[Stored data]
┌──

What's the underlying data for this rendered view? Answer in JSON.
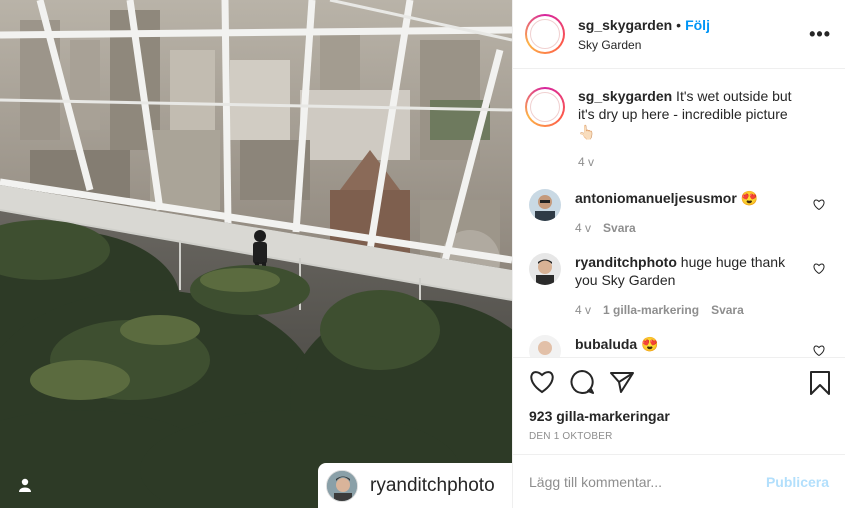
{
  "post": {
    "author": "sg_skygarden",
    "follow_label": "Följ",
    "location": "Sky Garden",
    "more_label": "•••"
  },
  "photo_tag": {
    "username": "ryanditchphoto"
  },
  "comments": [
    {
      "user": "sg_skygarden",
      "text": " It's wet outside but it's dry up here - incredible picture 👆🏻",
      "time": "4 v"
    },
    {
      "user": "antoniomanueljesusmor",
      "text": " 😍",
      "time": "4 v",
      "reply": "Svara"
    },
    {
      "user": "ryanditchphoto",
      "text": " huge huge thank you Sky Garden",
      "time": "4 v",
      "likes": "1 gilla-markering",
      "reply": "Svara"
    },
    {
      "user": "bubaluda",
      "text": " 😍"
    }
  ],
  "stats": {
    "likes": "923 gilla-markeringar",
    "date": "DEN 1 OKTOBER"
  },
  "add_comment": {
    "placeholder": "Lägg till kommentar...",
    "publish_label": "Publicera"
  },
  "icons": {
    "like": "heart-icon",
    "comment": "comment-icon",
    "share": "share-icon",
    "save": "bookmark-icon",
    "tagged": "user-tag-icon"
  }
}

└──

■ **Task directions**:
Scan the records above for the string "likes", then report every line that contains it.

■ **Finished answer**:
      "likes": "1 gilla-markering",
    "likes": "923 gilla-markeringar",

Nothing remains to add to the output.